(AVAILABLE DATA):
╭──

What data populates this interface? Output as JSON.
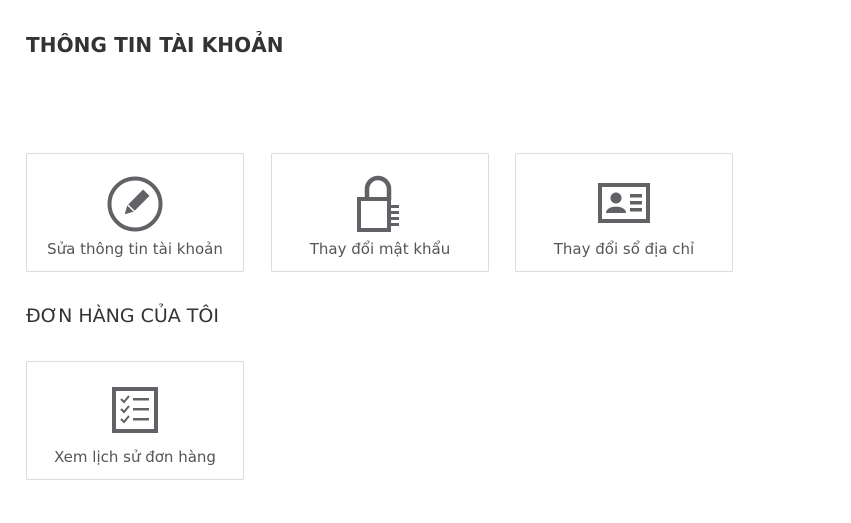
{
  "account": {
    "title": "THÔNG TIN TÀI KHOẢN",
    "cards": [
      {
        "label": "Sửa thông tin tài khoản",
        "icon": "pencil-circle-icon"
      },
      {
        "label": "Thay đổi mật khẩu",
        "icon": "padlock-icon"
      },
      {
        "label": "Thay đổi sổ địa chỉ",
        "icon": "address-card-icon"
      }
    ]
  },
  "orders": {
    "title": "ĐƠN HÀNG CỦA TÔI",
    "cards": [
      {
        "label": "Xem lịch sử đơn hàng",
        "icon": "checklist-icon"
      }
    ]
  },
  "colors": {
    "icon": "#616166",
    "text": "#333333",
    "label": "#555555",
    "border": "#dcdcdc"
  }
}
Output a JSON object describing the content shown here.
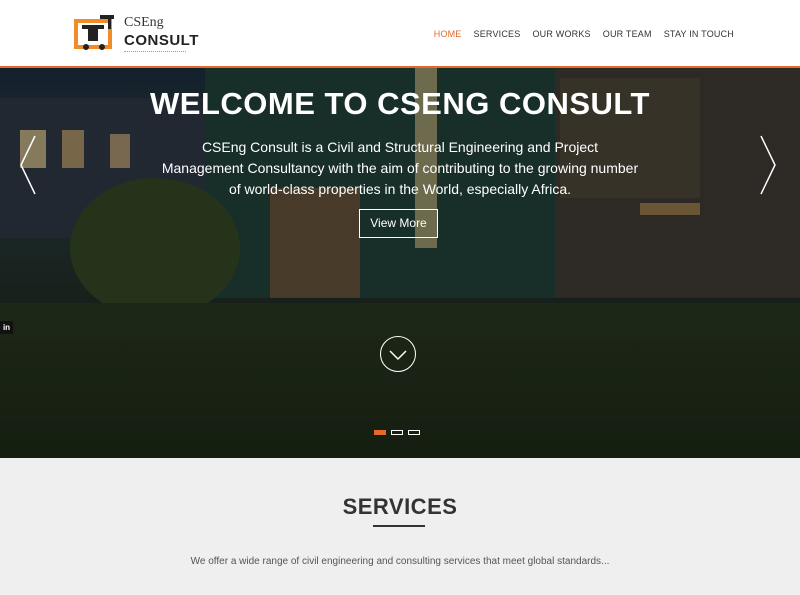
{
  "brand": {
    "top": "CSEng",
    "main": "CONSULT"
  },
  "nav": {
    "items": [
      {
        "label": "HOME",
        "active": true
      },
      {
        "label": "SERVICES",
        "active": false
      },
      {
        "label": "OUR WORKS",
        "active": false
      },
      {
        "label": "OUR TEAM",
        "active": false
      },
      {
        "label": "STAY IN TOUCH",
        "active": false
      }
    ]
  },
  "hero": {
    "title": "WELCOME TO CSENG CONSULT",
    "text": "CSEng Consult is a Civil and Structural Engineering and Project Management Consultancy with the aim of contributing to the growing number of world-class properties in the World, especially Africa.",
    "button_label": "View More",
    "slides": 3,
    "active_slide": 1,
    "social_label": "in"
  },
  "services": {
    "title": "SERVICES",
    "text": "We offer a wide range of civil engineering and consulting services that meet global standards..."
  },
  "colors": {
    "accent": "#e5692b",
    "hero_text": "#ffffff",
    "section_bg": "#efefef"
  },
  "icons": {
    "logo": "crane-logo-icon",
    "prev": "chevron-left-icon",
    "next": "chevron-right-icon",
    "scroll": "chevron-down-icon",
    "social": "linkedin-icon"
  }
}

╰──

(EXERCISE DESCRIPTION): Which lines contain "Thay"? Show each of them.

(CORRECT OUTPUT):
        "label": "Thay đổi mật khẩu",
        "label": "Thay đổi sổ địa chỉ",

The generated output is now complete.